» **EXERCISE DIRECTIONS**:
Go through the records underneath and write each one out again exactly.

[Entries from a dataset]
-- Start --

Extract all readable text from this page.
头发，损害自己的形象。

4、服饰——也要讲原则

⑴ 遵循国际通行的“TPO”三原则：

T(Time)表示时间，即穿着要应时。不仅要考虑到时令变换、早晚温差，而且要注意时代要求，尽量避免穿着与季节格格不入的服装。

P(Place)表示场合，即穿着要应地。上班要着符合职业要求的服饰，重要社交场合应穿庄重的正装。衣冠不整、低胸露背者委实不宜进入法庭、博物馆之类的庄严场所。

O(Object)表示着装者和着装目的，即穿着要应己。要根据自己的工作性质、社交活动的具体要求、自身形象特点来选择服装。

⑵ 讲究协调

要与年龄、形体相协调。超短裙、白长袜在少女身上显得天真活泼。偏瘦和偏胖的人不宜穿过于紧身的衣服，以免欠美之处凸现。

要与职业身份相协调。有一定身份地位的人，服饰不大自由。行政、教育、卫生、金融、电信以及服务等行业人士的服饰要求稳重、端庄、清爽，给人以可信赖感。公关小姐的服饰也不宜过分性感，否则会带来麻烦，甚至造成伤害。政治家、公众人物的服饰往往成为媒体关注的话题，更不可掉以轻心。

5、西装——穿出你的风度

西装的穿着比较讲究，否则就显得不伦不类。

-- End --

» **THE RESPONSE**:
Extract all readable text from this page.
头发，损害自己的形象。

4、服饰——也要讲原则

⑴ 遵循国际通行的“TPO”三原则：

T(Time)表示时间，即穿着要应时。不仅要考虑到时令变换、早晚温差，而且要注意时代要求，尽量避免穿着与季节格格不入的服装。

P(Place)表示场合，即穿着要应地。上班要着符合职业要求的服饰，重要社交场合应穿庄重的正装。衣冠不整、低胸露背者委实不宜进入法庭、博物馆之类的庄严场所。

O(Object)表示着装者和着装目的，即穿着要应己。要根据自己的工作性质、社交活动的具体要求、自身形象特点来选择服装。

⑵ 讲究协调

要与年龄、形体相协调。超短裙、白长袜在少女身上显得天真活泼。偏瘦和偏胖的人不宜穿过于紧身的衣服，以免欠美之处凸现。

要与职业身份相协调。有一定身份地位的人，服饰不大自由。行政、教育、卫生、金融、电信以及服务等行业人士的服饰要求稳重、端庄、清爽，给人以可信赖感。公关小姐的服饰也不宜过分性感，否则会带来麻烦，甚至造成伤害。政治家、公众人物的服饰往往成为媒体关注的话题，更不可掉以轻心。

5、西装——穿出你的风度

西装的穿着比较讲究，否则就显得不伦不类。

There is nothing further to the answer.